> **Written request**: Give only the number of lines in the data that contain the word "image".

> **Given data**:
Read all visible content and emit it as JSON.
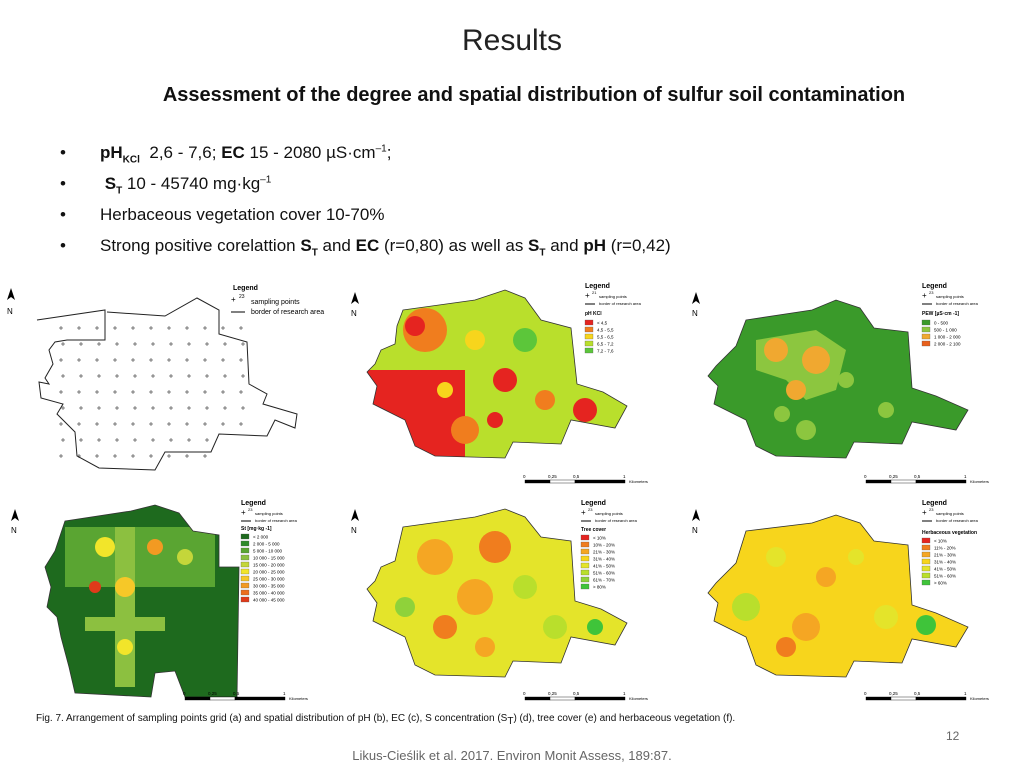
{
  "title": "Results",
  "subtitle": "Assessment of the degree and spatial distribution of sulfur soil contamination",
  "bullets": [
    {
      "parts": [
        "pH",
        "KCl",
        "2,6 - 7,6; ",
        "EC",
        " 15 - 2080 µS·cm",
        "–1",
        ";"
      ]
    },
    {
      "parts": [
        "S",
        "T",
        " 10 - 45740 mg·kg",
        "–1"
      ]
    },
    {
      "parts": [
        "Herbaceous vegetation  cover 10-70%"
      ]
    },
    {
      "parts": [
        "Strong positive corelattion ",
        "S",
        "T",
        " and ",
        "EC",
        " (r=0,80) as well as ",
        "S",
        "T",
        " and ",
        "pH",
        " (r=0,42)"
      ]
    }
  ],
  "panels": {
    "a": {
      "legend_title": "Legend",
      "legend_sup": "23",
      "legend_items": [
        "sampling points",
        "border of research area"
      ]
    },
    "b": {
      "legend_title": "Legend",
      "legend_sup": "21",
      "legend_items": [
        "sampling points",
        "border of research area"
      ],
      "scale_title": "pH KCl",
      "classes": [
        {
          "label": "< 4,5",
          "color": "#e52420"
        },
        {
          "label": "4,5 - 5,5",
          "color": "#f07d1e"
        },
        {
          "label": "5,5 - 6,5",
          "color": "#f7d51c"
        },
        {
          "label": "6,5 - 7,2",
          "color": "#b9df2c"
        },
        {
          "label": "7,2 - 7,6",
          "color": "#5cc63a"
        }
      ]
    },
    "c": {
      "legend_title": "Legend",
      "legend_sup": "23",
      "legend_items": [
        "sampling points",
        "border of research area"
      ],
      "scale_title": "PEW [µS·cm -1]",
      "classes": [
        {
          "label": "0 - 500",
          "color": "#3a9a2a"
        },
        {
          "label": "500 - 1 000",
          "color": "#8cc63f"
        },
        {
          "label": "1 000 - 2 000",
          "color": "#f0a830"
        },
        {
          "label": "2 000 - 2 100",
          "color": "#e8601c"
        }
      ]
    },
    "d": {
      "legend_title": "Legend",
      "legend_sup": "23",
      "legend_items": [
        "sampling points",
        "border of research area"
      ],
      "scale_title": "St [mg·kg -1]",
      "classes": [
        {
          "label": "< 2 000",
          "color": "#1e6a1e"
        },
        {
          "label": "2 000 - 5 000",
          "color": "#2f8a2a"
        },
        {
          "label": "5 000 - 10 000",
          "color": "#5aa532"
        },
        {
          "label": "10 000 - 15 000",
          "color": "#8cc040"
        },
        {
          "label": "15 000 - 20 000",
          "color": "#c4d63a"
        },
        {
          "label": "20 000 - 25 000",
          "color": "#f2e52a"
        },
        {
          "label": "25 000 - 30 000",
          "color": "#f6c828"
        },
        {
          "label": "30 000 - 35 000",
          "color": "#f29a22"
        },
        {
          "label": "35 000 - 40 000",
          "color": "#ec6e1e"
        },
        {
          "label": "40 000 - 45 000",
          "color": "#e03a1a"
        }
      ]
    },
    "e": {
      "legend_title": "Legend",
      "legend_sup": "23",
      "legend_items": [
        "sampling points",
        "border of research area"
      ],
      "scale_title": "Tree cover",
      "classes": [
        {
          "label": "< 10%",
          "color": "#e52420"
        },
        {
          "label": "10% - 20%",
          "color": "#f07d1e"
        },
        {
          "label": "21% - 30%",
          "color": "#f5a623"
        },
        {
          "label": "31% - 40%",
          "color": "#f7d51c"
        },
        {
          "label": "41% - 50%",
          "color": "#e4e42a"
        },
        {
          "label": "51% - 60%",
          "color": "#b9df2c"
        },
        {
          "label": "61% - 70%",
          "color": "#8fd23a"
        },
        {
          "label": "> 80%",
          "color": "#3fc43a"
        }
      ]
    },
    "f": {
      "legend_title": "Legend",
      "legend_sup": "23",
      "legend_items": [
        "sampling points",
        "border of research area"
      ],
      "scale_title": "Herbaceous vegetation",
      "classes": [
        {
          "label": "< 10%",
          "color": "#e52420"
        },
        {
          "label": "11% - 20%",
          "color": "#f07d1e"
        },
        {
          "label": "21% - 30%",
          "color": "#f5a623"
        },
        {
          "label": "31% - 40%",
          "color": "#f7d51c"
        },
        {
          "label": "41% - 50%",
          "color": "#e4e42a"
        },
        {
          "label": "51% - 60%",
          "color": "#b9df2c"
        },
        {
          "label": "> 60%",
          "color": "#3fc43a"
        }
      ]
    }
  },
  "scalebar": [
    "0",
    "0,25",
    "0,5",
    "1"
  ],
  "scalebar_unit": "Kilometers",
  "caption": {
    "pre": "Fig. 7. Arrangement of sampling points grid (a) and spatial distribution of pH (b), EC (c), S concentration (S",
    "sub": "T",
    "post": ") (d), tree cover (e) and herbaceous vegetation (f)."
  },
  "page_number": "12",
  "citation": "Likus-Cieślik et al. 2017. Environ Monit Assess, 189:87."
}
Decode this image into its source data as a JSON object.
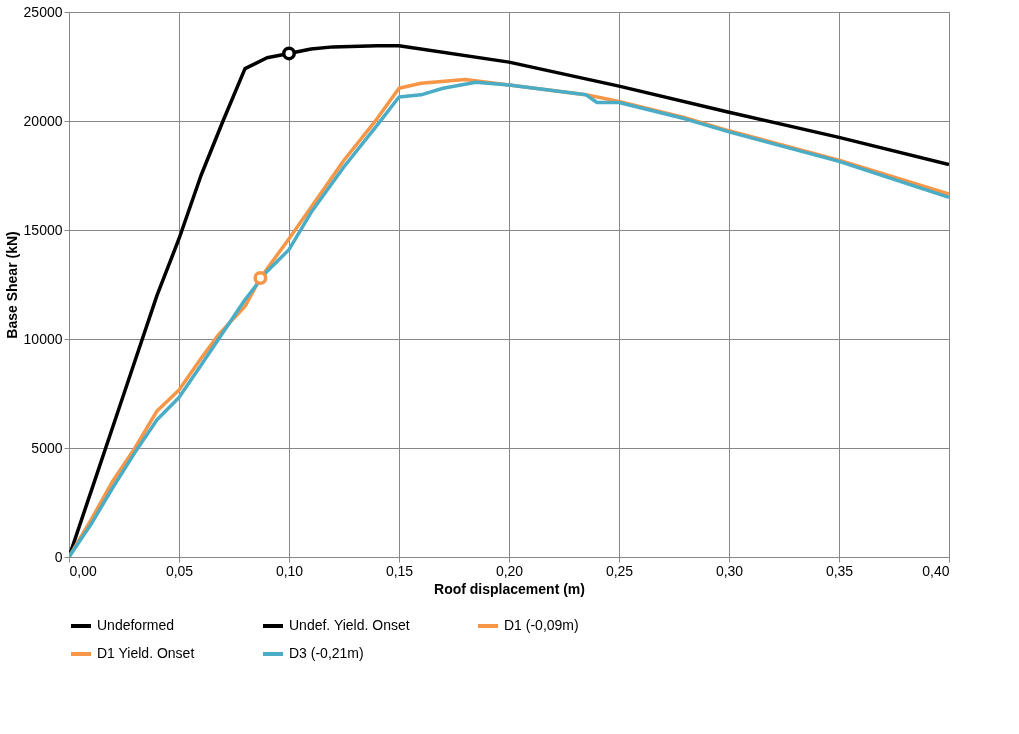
{
  "chart_data": {
    "type": "line",
    "xlabel": "Roof displacement (m)",
    "ylabel": "Base Shear (kN)",
    "xlim": [
      0,
      0.4
    ],
    "ylim": [
      0,
      25000
    ],
    "xticks": [
      {
        "value": 0,
        "label": "0,00"
      },
      {
        "value": 0.05,
        "label": "0,05"
      },
      {
        "value": 0.1,
        "label": "0,10"
      },
      {
        "value": 0.15,
        "label": "0,15"
      },
      {
        "value": 0.2,
        "label": "0,20"
      },
      {
        "value": 0.25,
        "label": "0,25"
      },
      {
        "value": 0.3,
        "label": "0,30"
      },
      {
        "value": 0.35,
        "label": "0,35"
      },
      {
        "value": 0.4,
        "label": "0,40"
      }
    ],
    "yticks": [
      0,
      5000,
      10000,
      15000,
      20000,
      25000
    ],
    "grid": true,
    "legend": "bottom",
    "line_style": "solid",
    "series": [
      {
        "name": "Undeformed",
        "color": "#000000",
        "x": [
          0,
          0.01,
          0.02,
          0.03,
          0.04,
          0.05,
          0.06,
          0.07,
          0.08,
          0.09,
          0.1,
          0.11,
          0.12,
          0.14,
          0.15,
          0.2,
          0.25,
          0.3,
          0.35,
          0.4
        ],
        "values": [
          0,
          3000,
          6000,
          9000,
          12000,
          14600,
          17500,
          20000,
          22400,
          22900,
          23100,
          23300,
          23400,
          23450,
          23450,
          22700,
          21600,
          20400,
          19250,
          18000
        ]
      },
      {
        "name": "Undef. Yield. Onset",
        "type": "scatter",
        "marker": "circle",
        "color": "#000000",
        "x": [
          0.1
        ],
        "values": [
          23100
        ]
      },
      {
        "name": "D1 (-0,09m)",
        "color": "#f79646",
        "x": [
          0,
          0.01,
          0.02,
          0.03,
          0.04,
          0.05,
          0.06,
          0.068,
          0.08,
          0.087,
          0.1,
          0.125,
          0.14,
          0.15,
          0.16,
          0.18,
          0.2,
          0.235,
          0.25,
          0.28,
          0.3,
          0.35,
          0.4
        ],
        "values": [
          0,
          1700,
          3500,
          5000,
          6700,
          7660,
          9100,
          10200,
          11500,
          12800,
          14600,
          18200,
          20100,
          21500,
          21730,
          21900,
          21650,
          21200,
          20900,
          20150,
          19550,
          18200,
          16650
        ]
      },
      {
        "name": "D1 Yield. Onset",
        "type": "scatter",
        "marker": "circle",
        "color": "#f79646",
        "x": [
          0.087
        ],
        "values": [
          12800
        ]
      },
      {
        "name": "D3 (-0,21m)",
        "color": "#4bacc6",
        "x": [
          0,
          0.01,
          0.02,
          0.03,
          0.04,
          0.05,
          0.06,
          0.07,
          0.08,
          0.09,
          0.1,
          0.11,
          0.125,
          0.14,
          0.15,
          0.16,
          0.17,
          0.185,
          0.2,
          0.235,
          0.24,
          0.25,
          0.28,
          0.3,
          0.35,
          0.4
        ],
        "values": [
          0,
          1500,
          3200,
          4800,
          6300,
          7320,
          8800,
          10300,
          11800,
          13100,
          14100,
          15800,
          17900,
          19800,
          21100,
          21200,
          21500,
          21780,
          21650,
          21200,
          20850,
          20850,
          20100,
          19500,
          18150,
          16500
        ]
      }
    ]
  }
}
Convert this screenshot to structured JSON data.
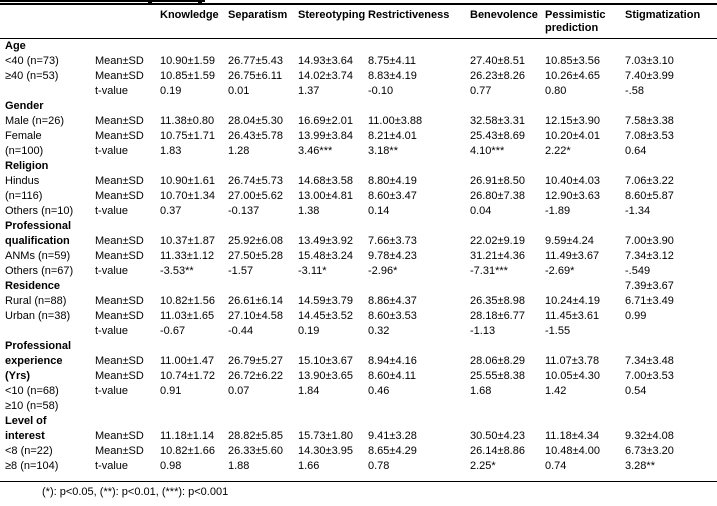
{
  "table": {
    "columns": [
      "",
      "",
      "Knowledge",
      "Separatism",
      "Stereotyping",
      "Restrictiveness",
      "Benevolence",
      "Pessimistic prediction",
      "Stigmatization"
    ],
    "rows": [
      {
        "label": "Age",
        "bold": true,
        "stat": "",
        "values": [
          "",
          "",
          "",
          "",
          "",
          "",
          ""
        ]
      },
      {
        "label": "<40 (n=73)",
        "bold": false,
        "stat": "Mean±SD",
        "values": [
          "10.90±1.59",
          "26.77±5.43",
          "14.93±3.64",
          "8.75±4.11",
          "27.40±8.51",
          "10.85±3.56",
          "7.03±3.10"
        ]
      },
      {
        "label": "≥40 (n=53)",
        "bold": false,
        "stat": "Mean±SD",
        "values": [
          "10.85±1.59",
          "26.75±6.11",
          "14.02±3.74",
          "8.83±4.19",
          "26.23±8.26",
          "10.26±4.65",
          "7.40±3.99"
        ]
      },
      {
        "label": "",
        "bold": false,
        "stat": "t-value",
        "values": [
          "0.19",
          "0.01",
          "1.37",
          "-0.10",
          "0.77",
          "0.80",
          "-.58"
        ]
      },
      {
        "label": "Gender",
        "bold": true,
        "stat": "",
        "values": [
          "",
          "",
          "",
          "",
          "",
          "",
          ""
        ]
      },
      {
        "label": "Male (n=26)",
        "bold": false,
        "stat": "Mean±SD",
        "values": [
          "11.38±0.80",
          "28.04±5.30",
          "16.69±2.01",
          "11.00±3.88",
          "32.58±3.31",
          "12.15±3.90",
          "7.58±3.38"
        ]
      },
      {
        "label": "Female",
        "bold": false,
        "stat": "Mean±SD",
        "values": [
          "10.75±1.71",
          "26.43±5.78",
          "13.99±3.84",
          "8.21±4.01",
          "25.43±8.69",
          "10.20±4.01",
          "7.08±3.53"
        ]
      },
      {
        "label": "(n=100)",
        "bold": false,
        "stat": "t-value",
        "values": [
          "1.83",
          "1.28",
          "3.46***",
          "3.18**",
          "4.10***",
          "2.22*",
          "0.64"
        ]
      },
      {
        "label": "Religion",
        "bold": true,
        "stat": "",
        "values": [
          "",
          "",
          "",
          "",
          "",
          "",
          ""
        ]
      },
      {
        "label": "Hindus",
        "bold": false,
        "stat": "Mean±SD",
        "values": [
          "10.90±1.61",
          "26.74±5.73",
          "14.68±3.58",
          "8.80±4.19",
          "26.91±8.50",
          "10.40±4.03",
          "7.06±3.22"
        ]
      },
      {
        "label": "(n=116)",
        "bold": false,
        "stat": "Mean±SD",
        "values": [
          "10.70±1.34",
          "27.00±5.62",
          "13.00±4.81",
          "8.60±3.47",
          "26.80±7.38",
          "12.90±3.63",
          "8.60±5.87"
        ]
      },
      {
        "label": "Others (n=10)",
        "bold": false,
        "stat": "t-value",
        "values": [
          "0.37",
          "-0.137",
          "1.38",
          "0.14",
          "0.04",
          "-1.89",
          "-1.34"
        ]
      },
      {
        "label": "Professional",
        "bold": true,
        "stat": "",
        "values": [
          "",
          "",
          "",
          "",
          "",
          "",
          ""
        ]
      },
      {
        "label": "qualification",
        "bold": true,
        "stat": "Mean±SD",
        "values": [
          "10.37±1.87",
          "25.92±6.08",
          "13.49±3.92",
          "7.66±3.73",
          "22.02±9.19",
          "9.59±4.24",
          "7.00±3.90"
        ]
      },
      {
        "label": "ANMs (n=59)",
        "bold": false,
        "stat": "Mean±SD",
        "values": [
          "11.33±1.12",
          "27.50±5.28",
          "15.48±3.24",
          "9.78±4.23",
          "31.21±4.36",
          "11.49±3.67",
          "7.34±3.12"
        ]
      },
      {
        "label": "Others (n=67)",
        "bold": false,
        "stat": "t-value",
        "values": [
          "-3.53**",
          "-1.57",
          "-3.11*",
          "-2.96*",
          "-7.31***",
          "-2.69*",
          "-.549"
        ]
      },
      {
        "label": "Residence",
        "bold": true,
        "stat": "",
        "values": [
          "",
          "",
          "",
          "",
          "",
          "",
          "7.39±3.67"
        ]
      },
      {
        "label": "Rural (n=88)",
        "bold": false,
        "stat": "Mean±SD",
        "values": [
          "10.82±1.56",
          "26.61±6.14",
          "14.59±3.79",
          "8.86±4.37",
          "26.35±8.98",
          "10.24±4.19",
          "6.71±3.49"
        ]
      },
      {
        "label": "Urban (n=38)",
        "bold": false,
        "stat": "Mean±SD",
        "values": [
          "11.03±1.65",
          "27.10±4.58",
          "14.45±3.52",
          "8.60±3.53",
          "28.18±6.77",
          "11.45±3.61",
          "0.99"
        ]
      },
      {
        "label": "",
        "bold": false,
        "stat": "t-value",
        "values": [
          "-0.67",
          "-0.44",
          "0.19",
          "0.32",
          "-1.13",
          "-1.55",
          ""
        ]
      },
      {
        "label": "Professional",
        "bold": true,
        "stat": "",
        "values": [
          "",
          "",
          "",
          "",
          "",
          "",
          ""
        ]
      },
      {
        "label": "experience",
        "bold": true,
        "stat": "Mean±SD",
        "values": [
          "11.00±1.47",
          "26.79±5.27",
          "15.10±3.67",
          "8.94±4.16",
          "28.06±8.29",
          "11.07±3.78",
          "7.34±3.48"
        ]
      },
      {
        "label": "(Yrs)",
        "bold": true,
        "stat": "Mean±SD",
        "values": [
          "10.74±1.72",
          "26.72±6.22",
          "13.90±3.65",
          "8.60±4.11",
          "25.55±8.38",
          "10.05±4.30",
          "7.00±3.53"
        ]
      },
      {
        "label": "<10 (n=68)",
        "bold": false,
        "stat": "t-value",
        "values": [
          "0.91",
          "0.07",
          "1.84",
          "0.46",
          "1.68",
          "1.42",
          "0.54"
        ]
      },
      {
        "label": "≥10 (n=58)",
        "bold": false,
        "stat": "",
        "values": [
          "",
          "",
          "",
          "",
          "",
          "",
          ""
        ]
      },
      {
        "label": "Level of",
        "bold": true,
        "stat": "",
        "values": [
          "",
          "",
          "",
          "",
          "",
          "",
          ""
        ]
      },
      {
        "label": "interest",
        "bold": true,
        "stat": "Mean±SD",
        "values": [
          "11.18±1.14",
          "28.82±5.85",
          "15.73±1.80",
          "9.41±3.28",
          "30.50±4.23",
          "11.18±4.34",
          "9.32±4.08"
        ]
      },
      {
        "label": "<8 (n=22)",
        "bold": false,
        "stat": "Mean±SD",
        "values": [
          "10.82±1.66",
          "26.33±5.60",
          "14.30±3.95",
          "8.65±4.29",
          "26.14±8.86",
          "10.48±4.00",
          "6.73±3.20"
        ]
      },
      {
        "label": "≥8 (n=104)",
        "bold": false,
        "stat": "t-value",
        "values": [
          "0.98",
          "1.88",
          "1.66",
          "0.78",
          "2.25*",
          "0.74",
          "3.28**"
        ]
      }
    ],
    "footnote": "(*): p<0.05, (**): p<0.01, (***): p<0.001"
  }
}
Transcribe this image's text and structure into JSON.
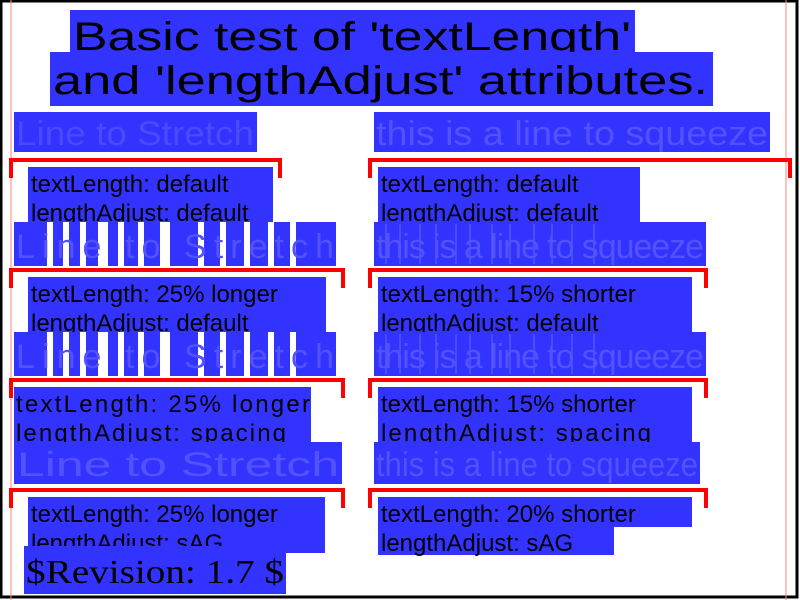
{
  "title": {
    "line1": "Basic test of 'textLength'",
    "line2": "and 'lengthAdjust' attributes."
  },
  "colors": {
    "highlight": "#3333ff",
    "bracket": "#ff0000",
    "text_blue": "#3333ff",
    "text_black": "#000000",
    "frame": "#000000",
    "guide": "#ff8080"
  },
  "left_column": {
    "heading": "Line to Stretch",
    "samples": [
      {
        "sample": "Line to Stretch",
        "caption1": "textLength: default",
        "caption2": "lengthAdjust: default"
      },
      {
        "sample": "Line to Stretch",
        "caption1": "textLength: 25% longer",
        "caption2": "lengthAdjust: default"
      },
      {
        "sample": "Line to Stretch",
        "caption1": "textLength: 25% longer",
        "caption2": "lengthAdjust: spacing"
      },
      {
        "sample": "Line to Stretch",
        "caption1": "textLength: 25% longer",
        "caption2": "lengthAdjust: sAG"
      }
    ]
  },
  "right_column": {
    "heading": "this is a line to squeeze",
    "samples": [
      {
        "sample": "this is a line to squeeze",
        "caption1": "textLength: default",
        "caption2": "lengthAdjust: default"
      },
      {
        "sample": "this is a line to squeeze",
        "caption1": "textLength: 15% shorter",
        "caption2": "lengthAdjust: default"
      },
      {
        "sample": "this is a line to squeeze",
        "caption1": "textLength: 15% shorter",
        "caption2": "lengthAdjust: spacing"
      },
      {
        "sample": "this is a line to squeeze",
        "caption1": "textLength: 20% shorter",
        "caption2": "lengthAdjust: sAG"
      }
    ]
  },
  "revision": "$Revision: 1.7 $"
}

> **Solution**: 2